● Task prompt
Reproduce every record exactly as it appears, but not the pictures.

● Excerpted records
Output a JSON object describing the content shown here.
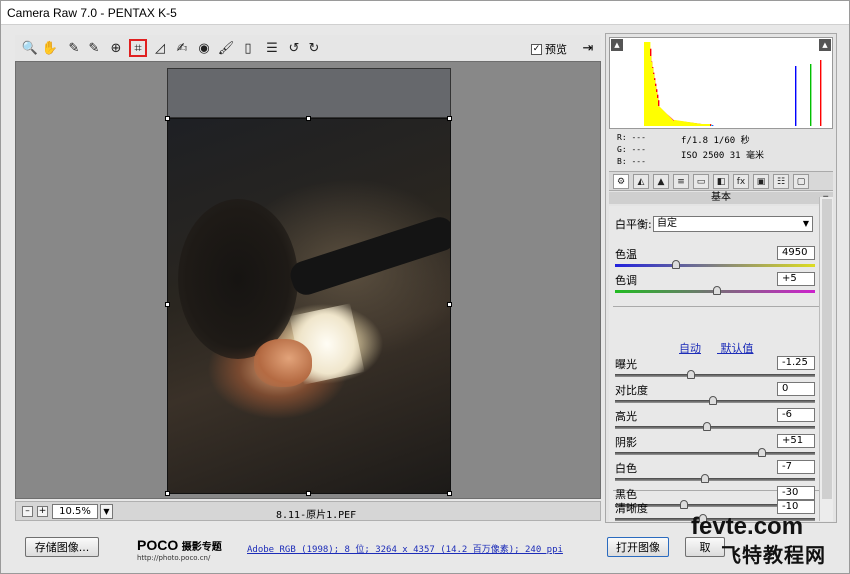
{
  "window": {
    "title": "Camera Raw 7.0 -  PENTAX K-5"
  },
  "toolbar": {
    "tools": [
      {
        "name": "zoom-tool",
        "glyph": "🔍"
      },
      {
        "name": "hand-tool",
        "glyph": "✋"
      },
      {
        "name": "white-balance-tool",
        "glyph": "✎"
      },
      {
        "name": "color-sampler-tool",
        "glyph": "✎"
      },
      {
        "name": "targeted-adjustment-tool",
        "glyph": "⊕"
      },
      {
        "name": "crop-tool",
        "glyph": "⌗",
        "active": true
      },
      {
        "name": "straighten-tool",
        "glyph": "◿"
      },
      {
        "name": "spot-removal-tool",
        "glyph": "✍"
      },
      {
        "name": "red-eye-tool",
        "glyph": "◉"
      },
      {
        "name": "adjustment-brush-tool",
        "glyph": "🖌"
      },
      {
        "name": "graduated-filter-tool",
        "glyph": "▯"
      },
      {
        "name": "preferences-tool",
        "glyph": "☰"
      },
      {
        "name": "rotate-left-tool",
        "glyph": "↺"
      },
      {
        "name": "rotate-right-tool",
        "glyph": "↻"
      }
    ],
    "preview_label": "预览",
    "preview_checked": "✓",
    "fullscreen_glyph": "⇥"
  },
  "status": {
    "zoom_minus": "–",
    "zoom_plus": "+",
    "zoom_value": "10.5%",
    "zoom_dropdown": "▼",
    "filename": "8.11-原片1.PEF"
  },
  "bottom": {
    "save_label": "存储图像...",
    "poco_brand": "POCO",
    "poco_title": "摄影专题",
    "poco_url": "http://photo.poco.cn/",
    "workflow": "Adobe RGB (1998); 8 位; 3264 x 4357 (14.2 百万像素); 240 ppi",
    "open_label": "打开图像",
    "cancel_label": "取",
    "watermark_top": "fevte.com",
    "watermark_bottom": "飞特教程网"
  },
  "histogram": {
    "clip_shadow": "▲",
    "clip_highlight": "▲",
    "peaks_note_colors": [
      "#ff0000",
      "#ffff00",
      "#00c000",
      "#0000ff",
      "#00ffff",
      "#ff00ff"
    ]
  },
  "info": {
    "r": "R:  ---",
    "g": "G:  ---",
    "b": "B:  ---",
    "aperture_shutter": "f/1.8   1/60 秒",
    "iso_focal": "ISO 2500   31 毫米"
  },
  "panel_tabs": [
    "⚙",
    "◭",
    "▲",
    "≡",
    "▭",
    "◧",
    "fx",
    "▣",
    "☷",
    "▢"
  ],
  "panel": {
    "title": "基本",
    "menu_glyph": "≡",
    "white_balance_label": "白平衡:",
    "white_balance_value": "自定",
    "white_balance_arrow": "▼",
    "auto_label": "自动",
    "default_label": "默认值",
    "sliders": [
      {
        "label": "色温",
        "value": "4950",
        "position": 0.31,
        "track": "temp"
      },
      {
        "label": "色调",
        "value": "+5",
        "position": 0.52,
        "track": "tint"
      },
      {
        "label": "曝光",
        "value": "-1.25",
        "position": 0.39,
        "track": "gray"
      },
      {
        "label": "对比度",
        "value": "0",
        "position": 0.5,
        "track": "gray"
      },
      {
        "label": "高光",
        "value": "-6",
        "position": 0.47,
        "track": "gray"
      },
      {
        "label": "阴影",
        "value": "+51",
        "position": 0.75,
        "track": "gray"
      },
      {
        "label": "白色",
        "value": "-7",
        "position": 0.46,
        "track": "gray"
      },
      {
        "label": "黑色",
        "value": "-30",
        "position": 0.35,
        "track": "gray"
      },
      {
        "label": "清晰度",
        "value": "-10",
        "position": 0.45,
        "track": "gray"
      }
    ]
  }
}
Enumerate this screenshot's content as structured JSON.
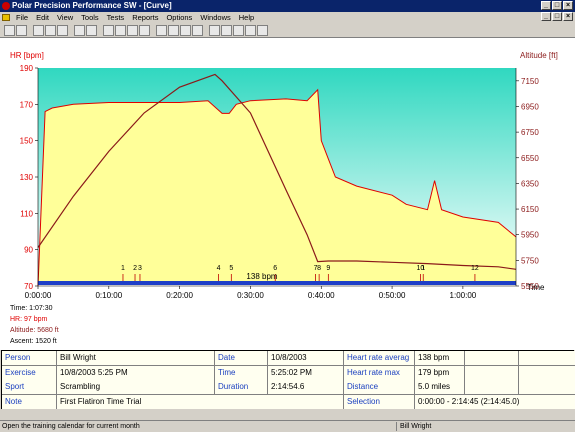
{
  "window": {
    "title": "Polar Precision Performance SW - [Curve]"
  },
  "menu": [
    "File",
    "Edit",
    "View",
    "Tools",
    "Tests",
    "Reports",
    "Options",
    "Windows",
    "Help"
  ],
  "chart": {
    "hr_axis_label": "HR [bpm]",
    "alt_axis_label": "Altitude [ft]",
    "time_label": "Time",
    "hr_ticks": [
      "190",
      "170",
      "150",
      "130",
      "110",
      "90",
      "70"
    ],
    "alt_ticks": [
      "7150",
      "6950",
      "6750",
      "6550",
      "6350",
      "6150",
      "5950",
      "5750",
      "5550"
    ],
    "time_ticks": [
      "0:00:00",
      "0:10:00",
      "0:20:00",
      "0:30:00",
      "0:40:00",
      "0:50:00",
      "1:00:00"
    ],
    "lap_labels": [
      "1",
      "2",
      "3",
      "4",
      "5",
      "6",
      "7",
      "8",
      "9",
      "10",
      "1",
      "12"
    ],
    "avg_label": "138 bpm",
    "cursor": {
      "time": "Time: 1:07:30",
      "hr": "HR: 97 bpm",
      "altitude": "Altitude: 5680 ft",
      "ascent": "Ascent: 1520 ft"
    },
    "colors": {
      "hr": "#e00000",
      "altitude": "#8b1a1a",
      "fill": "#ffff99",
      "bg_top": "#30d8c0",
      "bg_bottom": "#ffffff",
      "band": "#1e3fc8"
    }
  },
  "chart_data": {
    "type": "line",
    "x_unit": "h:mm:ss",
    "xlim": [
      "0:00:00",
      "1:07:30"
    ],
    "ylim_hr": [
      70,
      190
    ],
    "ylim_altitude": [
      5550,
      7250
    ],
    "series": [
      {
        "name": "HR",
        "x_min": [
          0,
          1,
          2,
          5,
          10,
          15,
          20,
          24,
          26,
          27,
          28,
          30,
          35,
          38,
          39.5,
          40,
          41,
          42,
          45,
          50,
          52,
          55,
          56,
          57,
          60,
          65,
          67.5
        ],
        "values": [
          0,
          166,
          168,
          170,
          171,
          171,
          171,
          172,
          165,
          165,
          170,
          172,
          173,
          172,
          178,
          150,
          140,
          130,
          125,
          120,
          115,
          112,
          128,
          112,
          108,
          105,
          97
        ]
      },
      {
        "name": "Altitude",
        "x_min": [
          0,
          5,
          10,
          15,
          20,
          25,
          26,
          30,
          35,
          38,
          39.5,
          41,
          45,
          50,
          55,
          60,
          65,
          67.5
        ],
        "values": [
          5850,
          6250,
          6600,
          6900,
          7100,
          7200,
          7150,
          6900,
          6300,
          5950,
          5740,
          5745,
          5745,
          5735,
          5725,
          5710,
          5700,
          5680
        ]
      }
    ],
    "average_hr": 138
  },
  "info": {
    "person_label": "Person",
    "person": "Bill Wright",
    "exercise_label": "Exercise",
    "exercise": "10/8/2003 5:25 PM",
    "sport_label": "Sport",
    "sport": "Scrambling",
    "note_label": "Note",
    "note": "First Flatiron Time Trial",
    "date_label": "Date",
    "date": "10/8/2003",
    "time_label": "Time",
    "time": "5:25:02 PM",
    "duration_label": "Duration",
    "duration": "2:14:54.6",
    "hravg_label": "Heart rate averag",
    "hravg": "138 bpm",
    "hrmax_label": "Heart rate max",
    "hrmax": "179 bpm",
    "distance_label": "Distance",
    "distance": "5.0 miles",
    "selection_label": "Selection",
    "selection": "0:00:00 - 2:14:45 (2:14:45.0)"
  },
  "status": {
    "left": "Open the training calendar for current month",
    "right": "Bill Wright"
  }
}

● Exercise solution
Output a JSON object describing the content shown here.
{
  "window": {
    "title": "Camera Raw 7.0 -  PENTAX K-5"
  },
  "toolbar": {
    "tools": [
      {
        "name": "zoom-tool",
        "glyph": "🔍"
      },
      {
        "name": "hand-tool",
        "glyph": "✋"
      },
      {
        "name": "white-balance-tool",
        "glyph": "✎"
      },
      {
        "name": "color-sampler-tool",
        "glyph": "✎"
      },
      {
        "name": "targeted-adjustment-tool",
        "glyph": "⊕"
      },
      {
        "name": "crop-tool",
        "glyph": "⌗",
        "active": true
      },
      {
        "name": "straighten-tool",
        "glyph": "◿"
      },
      {
        "name": "spot-removal-tool",
        "glyph": "✍"
      },
      {
        "name": "red-eye-tool",
        "glyph": "◉"
      },
      {
        "name": "adjustment-brush-tool",
        "glyph": "🖌"
      },
      {
        "name": "graduated-filter-tool",
        "glyph": "▯"
      },
      {
        "name": "preferences-tool",
        "glyph": "☰"
      },
      {
        "name": "rotate-left-tool",
        "glyph": "↺"
      },
      {
        "name": "rotate-right-tool",
        "glyph": "↻"
      }
    ],
    "preview_label": "预览",
    "preview_checked": "✓",
    "fullscreen_glyph": "⇥"
  },
  "status": {
    "zoom_minus": "–",
    "zoom_plus": "+",
    "zoom_value": "10.5%",
    "zoom_dropdown": "▼",
    "filename": "8.11-原片1.PEF"
  },
  "bottom": {
    "save_label": "存储图像...",
    "poco_brand": "POCO",
    "poco_title": "摄影专题",
    "poco_url": "http://photo.poco.cn/",
    "workflow": "Adobe RGB (1998); 8 位; 3264 x 4357 (14.2 百万像素); 240 ppi",
    "open_label": "打开图像",
    "cancel_label": "取",
    "watermark_top": "fevte.com",
    "watermark_bottom": "飞特教程网"
  },
  "histogram": {
    "clip_shadow": "▲",
    "clip_highlight": "▲",
    "peaks_note_colors": [
      "#ff0000",
      "#ffff00",
      "#00c000",
      "#0000ff",
      "#00ffff",
      "#ff00ff"
    ]
  },
  "info": {
    "r": "R:  ---",
    "g": "G:  ---",
    "b": "B:  ---",
    "aperture_shutter": "f/1.8   1/60 秒",
    "iso_focal": "ISO 2500   31 毫米"
  },
  "panel_tabs": [
    "⚙",
    "◭",
    "▲",
    "≡",
    "▭",
    "◧",
    "fx",
    "▣",
    "☷",
    "▢"
  ],
  "panel": {
    "title": "基本",
    "menu_glyph": "≡",
    "white_balance_label": "白平衡:",
    "white_balance_value": "自定",
    "white_balance_arrow": "▼",
    "auto_label": "自动",
    "default_label": "默认值",
    "sliders": [
      {
        "label": "色温",
        "value": "4950",
        "position": 0.31,
        "track": "temp"
      },
      {
        "label": "色调",
        "value": "+5",
        "position": 0.52,
        "track": "tint"
      },
      {
        "label": "曝光",
        "value": "-1.25",
        "position": 0.39,
        "track": "gray"
      },
      {
        "label": "对比度",
        "value": "0",
        "position": 0.5,
        "track": "gray"
      },
      {
        "label": "高光",
        "value": "-6",
        "position": 0.47,
        "track": "gray"
      },
      {
        "label": "阴影",
        "value": "+51",
        "position": 0.75,
        "track": "gray"
      },
      {
        "label": "白色",
        "value": "-7",
        "position": 0.46,
        "track": "gray"
      },
      {
        "label": "黑色",
        "value": "-30",
        "position": 0.35,
        "track": "gray"
      },
      {
        "label": "清晰度",
        "value": "-10",
        "position": 0.45,
        "track": "gray"
      }
    ]
  }
}
Enumerate this screenshot's content as structured JSON.
{
  "window": {
    "title": "Polar Precision Performance SW - [Curve]"
  },
  "menu": [
    "File",
    "Edit",
    "View",
    "Tools",
    "Tests",
    "Reports",
    "Options",
    "Windows",
    "Help"
  ],
  "chart": {
    "hr_axis_label": "HR [bpm]",
    "alt_axis_label": "Altitude [ft]",
    "time_label": "Time",
    "hr_ticks": [
      "190",
      "170",
      "150",
      "130",
      "110",
      "90",
      "70"
    ],
    "alt_ticks": [
      "7150",
      "6950",
      "6750",
      "6550",
      "6350",
      "6150",
      "5950",
      "5750",
      "5550"
    ],
    "time_ticks": [
      "0:00:00",
      "0:10:00",
      "0:20:00",
      "0:30:00",
      "0:40:00",
      "0:50:00",
      "1:00:00"
    ],
    "lap_labels": [
      "1",
      "2",
      "3",
      "4",
      "5",
      "6",
      "7",
      "8",
      "9",
      "10",
      "1",
      "12"
    ],
    "avg_label": "138 bpm",
    "cursor": {
      "time": "Time: 1:07:30",
      "hr": "HR: 97 bpm",
      "altitude": "Altitude: 5680 ft",
      "ascent": "Ascent: 1520 ft"
    },
    "colors": {
      "hr": "#e00000",
      "altitude": "#8b1a1a",
      "fill": "#ffff99",
      "bg_top": "#30d8c0",
      "bg_bottom": "#ffffff",
      "band": "#1e3fc8"
    }
  },
  "chart_data": {
    "type": "line",
    "x_unit": "h:mm:ss",
    "xlim": [
      "0:00:00",
      "1:07:30"
    ],
    "ylim_hr": [
      70,
      190
    ],
    "ylim_altitude": [
      5550,
      7250
    ],
    "series": [
      {
        "name": "HR",
        "x_min": [
          0,
          1,
          2,
          5,
          10,
          15,
          20,
          24,
          26,
          27,
          28,
          30,
          35,
          38,
          39.5,
          40,
          41,
          42,
          45,
          50,
          52,
          55,
          56,
          57,
          60,
          65,
          67.5
        ],
        "values": [
          0,
          166,
          168,
          170,
          171,
          171,
          171,
          172,
          165,
          165,
          170,
          172,
          173,
          172,
          178,
          150,
          140,
          130,
          125,
          120,
          115,
          112,
          128,
          112,
          108,
          105,
          97
        ]
      },
      {
        "name": "Altitude",
        "x_min": [
          0,
          5,
          10,
          15,
          20,
          25,
          26,
          30,
          35,
          38,
          39.5,
          41,
          45,
          50,
          55,
          60,
          65,
          67.5
        ],
        "values": [
          5850,
          6250,
          6600,
          6900,
          7100,
          7200,
          7150,
          6900,
          6300,
          5950,
          5740,
          5745,
          5745,
          5735,
          5725,
          5710,
          5700,
          5680
        ]
      }
    ],
    "average_hr": 138
  },
  "info": {
    "person_label": "Person",
    "person": "Bill Wright",
    "exercise_label": "Exercise",
    "exercise": "10/8/2003 5:25 PM",
    "sport_label": "Sport",
    "sport": "Scrambling",
    "note_label": "Note",
    "note": "First Flatiron Time Trial",
    "date_label": "Date",
    "date": "10/8/2003",
    "time_label": "Time",
    "time": "5:25:02 PM",
    "duration_label": "Duration",
    "duration": "2:14:54.6",
    "hravg_label": "Heart rate averag",
    "hravg": "138 bpm",
    "hrmax_label": "Heart rate max",
    "hrmax": "179 bpm",
    "distance_label": "Distance",
    "distance": "5.0 miles",
    "selection_label": "Selection",
    "selection": "0:00:00 - 2:14:45 (2:14:45.0)"
  },
  "status": {
    "left": "Open the training calendar for current month",
    "right": "Bill Wright"
  }
}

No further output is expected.